**Exercise task:**
Retype each record below word for word. Leave the pictures out.

**Task inputs:**
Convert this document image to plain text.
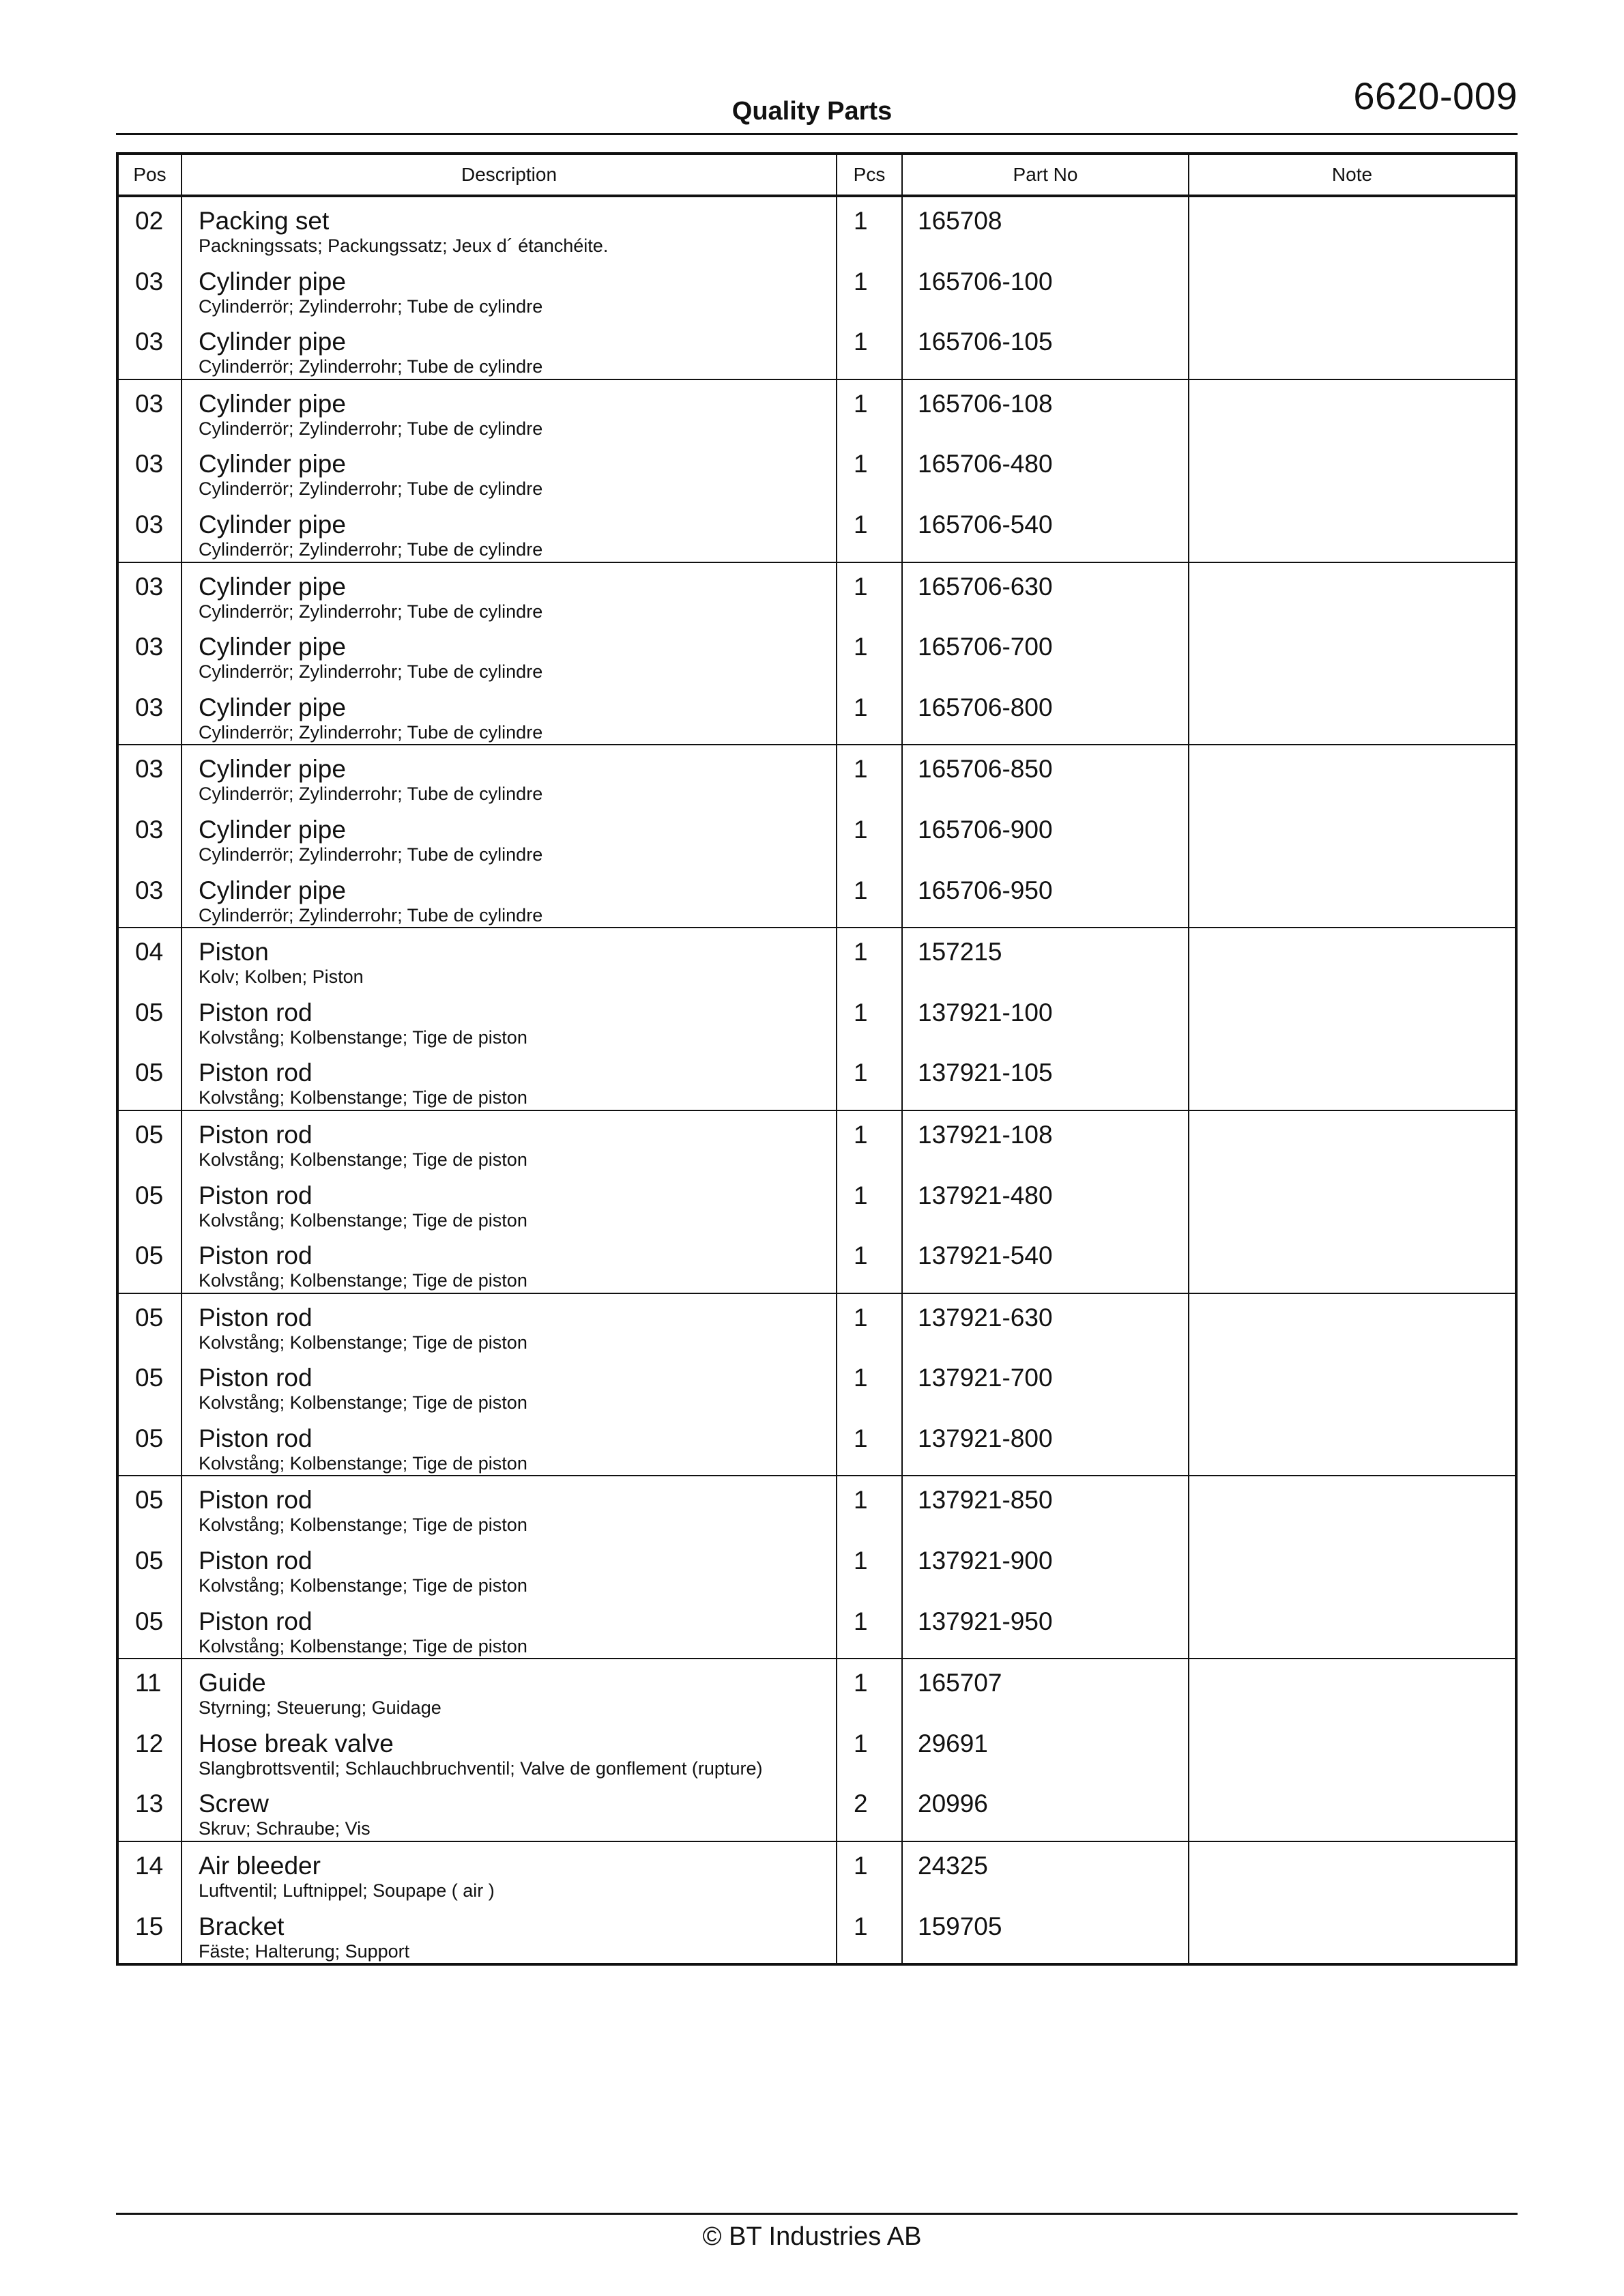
6620-009
Quality Parts
Pos	Description	Pcs	Part No	Note

02	Packing set
Packningssats; Packungssatz; Jeux d´ étanchéite.	1	165708	

03	Cylinder pipe
Cylinderrör; Zylinderrohr; Tube de cylindre	1	165706-100	

03	Cylinder pipe
Cylinderrör; Zylinderrohr; Tube de cylindre	1	165706-105	

03	Cylinder pipe
Cylinderrör; Zylinderrohr; Tube de cylindre	1	165706-108	

03	Cylinder pipe
Cylinderrör; Zylinderrohr; Tube de cylindre	1	165706-480	

03	Cylinder pipe
Cylinderrör; Zylinderrohr; Tube de cylindre	1	165706-540	

03	Cylinder pipe
Cylinderrör; Zylinderrohr; Tube de cylindre	1	165706-630	

03	Cylinder pipe
Cylinderrör; Zylinderrohr; Tube de cylindre	1	165706-700	

03	Cylinder pipe
Cylinderrör; Zylinderrohr; Tube de cylindre	1	165706-800	

03	Cylinder pipe
Cylinderrör; Zylinderrohr; Tube de cylindre	1	165706-850	

03	Cylinder pipe
Cylinderrör; Zylinderrohr; Tube de cylindre	1	165706-900	

03	Cylinder pipe
Cylinderrör; Zylinderrohr; Tube de cylindre	1	165706-950	

04	Piston
Kolv; Kolben; Piston	1	157215	

05	Piston rod
Kolvstång; Kolbenstange; Tige de piston	1	137921-100	

05	Piston rod
Kolvstång; Kolbenstange; Tige de piston	1	137921-105	

05	Piston rod
Kolvstång; Kolbenstange; Tige de piston	1	137921-108	

05	Piston rod
Kolvstång; Kolbenstange; Tige de piston	1	137921-480	

05	Piston rod
Kolvstång; Kolbenstange; Tige de piston	1	137921-540	

05	Piston rod
Kolvstång; Kolbenstange; Tige de piston	1	137921-630	

05	Piston rod
Kolvstång; Kolbenstange; Tige de piston	1	137921-700	

05	Piston rod
Kolvstång; Kolbenstange; Tige de piston	1	137921-800	

05	Piston rod
Kolvstång; Kolbenstange; Tige de piston	1	137921-850	

05	Piston rod
Kolvstång; Kolbenstange; Tige de piston	1	137921-900	

05	Piston rod
Kolvstång; Kolbenstange; Tige de piston	1	137921-950	

11	Guide
Styrning; Steuerung; Guidage	1	165707	

12	Hose break valve
Slangbrottsventil; Schlauchbruchventil; Valve de gonflement (rupture)	1	29691	

13	Screw
Skruv; Schraube; Vis	2	20996	

14	Air bleeder
Luftventil; Luftnippel; Soupape ( air )	1	24325	

15	Bracket
Fäste; Halterung; Support	1	159705	

© BT Industries AB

**Solution to the problem:**
Convert this document image to plain text.
6620-009
Quality Parts
Pos	Description	Pcs	Part No	Note

02	Packing set
Packningssats; Packungssatz; Jeux d´ étanchéite.	1	165708	

03	Cylinder pipe
Cylinderrör; Zylinderrohr; Tube de cylindre	1	165706-100	

03	Cylinder pipe
Cylinderrör; Zylinderrohr; Tube de cylindre	1	165706-105	

03	Cylinder pipe
Cylinderrör; Zylinderrohr; Tube de cylindre	1	165706-108	

03	Cylinder pipe
Cylinderrör; Zylinderrohr; Tube de cylindre	1	165706-480	

03	Cylinder pipe
Cylinderrör; Zylinderrohr; Tube de cylindre	1	165706-540	

03	Cylinder pipe
Cylinderrör; Zylinderrohr; Tube de cylindre	1	165706-630	

03	Cylinder pipe
Cylinderrör; Zylinderrohr; Tube de cylindre	1	165706-700	

03	Cylinder pipe
Cylinderrör; Zylinderrohr; Tube de cylindre	1	165706-800	

03	Cylinder pipe
Cylinderrör; Zylinderrohr; Tube de cylindre	1	165706-850	

03	Cylinder pipe
Cylinderrör; Zylinderrohr; Tube de cylindre	1	165706-900	

03	Cylinder pipe
Cylinderrör; Zylinderrohr; Tube de cylindre	1	165706-950	

04	Piston
Kolv; Kolben; Piston	1	157215	

05	Piston rod
Kolvstång; Kolbenstange; Tige de piston	1	137921-100	

05	Piston rod
Kolvstång; Kolbenstange; Tige de piston	1	137921-105	

05	Piston rod
Kolvstång; Kolbenstange; Tige de piston	1	137921-108	

05	Piston rod
Kolvstång; Kolbenstange; Tige de piston	1	137921-480	

05	Piston rod
Kolvstång; Kolbenstange; Tige de piston	1	137921-540	

05	Piston rod
Kolvstång; Kolbenstange; Tige de piston	1	137921-630	

05	Piston rod
Kolvstång; Kolbenstange; Tige de piston	1	137921-700	

05	Piston rod
Kolvstång; Kolbenstange; Tige de piston	1	137921-800	

05	Piston rod
Kolvstång; Kolbenstange; Tige de piston	1	137921-850	

05	Piston rod
Kolvstång; Kolbenstange; Tige de piston	1	137921-900	

05	Piston rod
Kolvstång; Kolbenstange; Tige de piston	1	137921-950	

11	Guide
Styrning; Steuerung; Guidage	1	165707	

12	Hose break valve
Slangbrottsventil; Schlauchbruchventil; Valve de gonflement (rupture)	1	29691	

13	Screw
Skruv; Schraube; Vis	2	20996	

14	Air bleeder
Luftventil; Luftnippel; Soupape ( air )	1	24325	

15	Bracket
Fäste; Halterung; Support	1	159705	

© BT Industries AB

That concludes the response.